**Exercise requirements**
Repeat the whole listing below, word for word.

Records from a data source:
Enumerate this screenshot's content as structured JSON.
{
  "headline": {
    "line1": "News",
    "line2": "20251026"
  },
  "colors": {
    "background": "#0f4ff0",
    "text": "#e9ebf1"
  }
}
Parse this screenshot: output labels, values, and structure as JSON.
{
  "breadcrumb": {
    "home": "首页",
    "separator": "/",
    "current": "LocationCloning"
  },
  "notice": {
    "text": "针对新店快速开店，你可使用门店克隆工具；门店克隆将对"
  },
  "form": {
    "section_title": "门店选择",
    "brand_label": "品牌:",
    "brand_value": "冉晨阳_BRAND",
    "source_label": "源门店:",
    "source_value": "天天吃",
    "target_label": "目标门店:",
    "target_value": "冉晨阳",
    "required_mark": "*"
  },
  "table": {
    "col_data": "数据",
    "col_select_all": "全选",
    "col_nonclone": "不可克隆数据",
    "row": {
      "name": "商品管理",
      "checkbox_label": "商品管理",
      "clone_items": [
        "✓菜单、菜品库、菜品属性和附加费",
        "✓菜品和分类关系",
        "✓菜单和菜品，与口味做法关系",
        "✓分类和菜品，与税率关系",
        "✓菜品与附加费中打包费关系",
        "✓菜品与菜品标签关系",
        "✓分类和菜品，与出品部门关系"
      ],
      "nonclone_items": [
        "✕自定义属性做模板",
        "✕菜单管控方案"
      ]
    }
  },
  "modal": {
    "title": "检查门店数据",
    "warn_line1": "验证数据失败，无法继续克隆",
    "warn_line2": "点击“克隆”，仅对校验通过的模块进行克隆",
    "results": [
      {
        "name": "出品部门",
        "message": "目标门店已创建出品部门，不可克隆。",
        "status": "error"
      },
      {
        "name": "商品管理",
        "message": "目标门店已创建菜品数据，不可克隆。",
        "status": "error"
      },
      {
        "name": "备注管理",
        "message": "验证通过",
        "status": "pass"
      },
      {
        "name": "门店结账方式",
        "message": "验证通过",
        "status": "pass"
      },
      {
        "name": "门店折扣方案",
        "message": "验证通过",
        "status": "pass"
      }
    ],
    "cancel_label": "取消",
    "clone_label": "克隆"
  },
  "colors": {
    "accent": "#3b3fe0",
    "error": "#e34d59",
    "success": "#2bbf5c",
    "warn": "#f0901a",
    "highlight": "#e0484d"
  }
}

**Response to this exercise**
Enumerate this screenshot's content as structured JSON.
{
  "headline": {
    "line1": "News",
    "line2": "20251026"
  },
  "colors": {
    "background": "#0f4ff0",
    "text": "#e9ebf1"
  }
}
Parse this screenshot: output labels, values, and structure as JSON.
{
  "breadcrumb": {
    "home": "首页",
    "separator": "/",
    "current": "LocationCloning"
  },
  "notice": {
    "text": "针对新店快速开店，你可使用门店克隆工具；门店克隆将对"
  },
  "form": {
    "section_title": "门店选择",
    "brand_label": "品牌:",
    "brand_value": "冉晨阳_BRAND",
    "source_label": "源门店:",
    "source_value": "天天吃",
    "target_label": "目标门店:",
    "target_value": "冉晨阳",
    "required_mark": "*"
  },
  "table": {
    "col_data": "数据",
    "col_select_all": "全选",
    "col_nonclone": "不可克隆数据",
    "row": {
      "name": "商品管理",
      "checkbox_label": "商品管理",
      "clone_items": [
        "✓菜单、菜品库、菜品属性和附加费",
        "✓菜品和分类关系",
        "✓菜单和菜品，与口味做法关系",
        "✓分类和菜品，与税率关系",
        "✓菜品与附加费中打包费关系",
        "✓菜品与菜品标签关系",
        "✓分类和菜品，与出品部门关系"
      ],
      "nonclone_items": [
        "✕自定义属性做模板",
        "✕菜单管控方案"
      ]
    }
  },
  "modal": {
    "title": "检查门店数据",
    "warn_line1": "验证数据失败，无法继续克隆",
    "warn_line2": "点击“克隆”，仅对校验通过的模块进行克隆",
    "results": [
      {
        "name": "出品部门",
        "message": "目标门店已创建出品部门，不可克隆。",
        "status": "error"
      },
      {
        "name": "商品管理",
        "message": "目标门店已创建菜品数据，不可克隆。",
        "status": "error"
      },
      {
        "name": "备注管理",
        "message": "验证通过",
        "status": "pass"
      },
      {
        "name": "门店结账方式",
        "message": "验证通过",
        "status": "pass"
      },
      {
        "name": "门店折扣方案",
        "message": "验证通过",
        "status": "pass"
      }
    ],
    "cancel_label": "取消",
    "clone_label": "克隆"
  },
  "colors": {
    "accent": "#3b3fe0",
    "error": "#e34d59",
    "success": "#2bbf5c",
    "warn": "#f0901a",
    "highlight": "#e0484d"
  }
}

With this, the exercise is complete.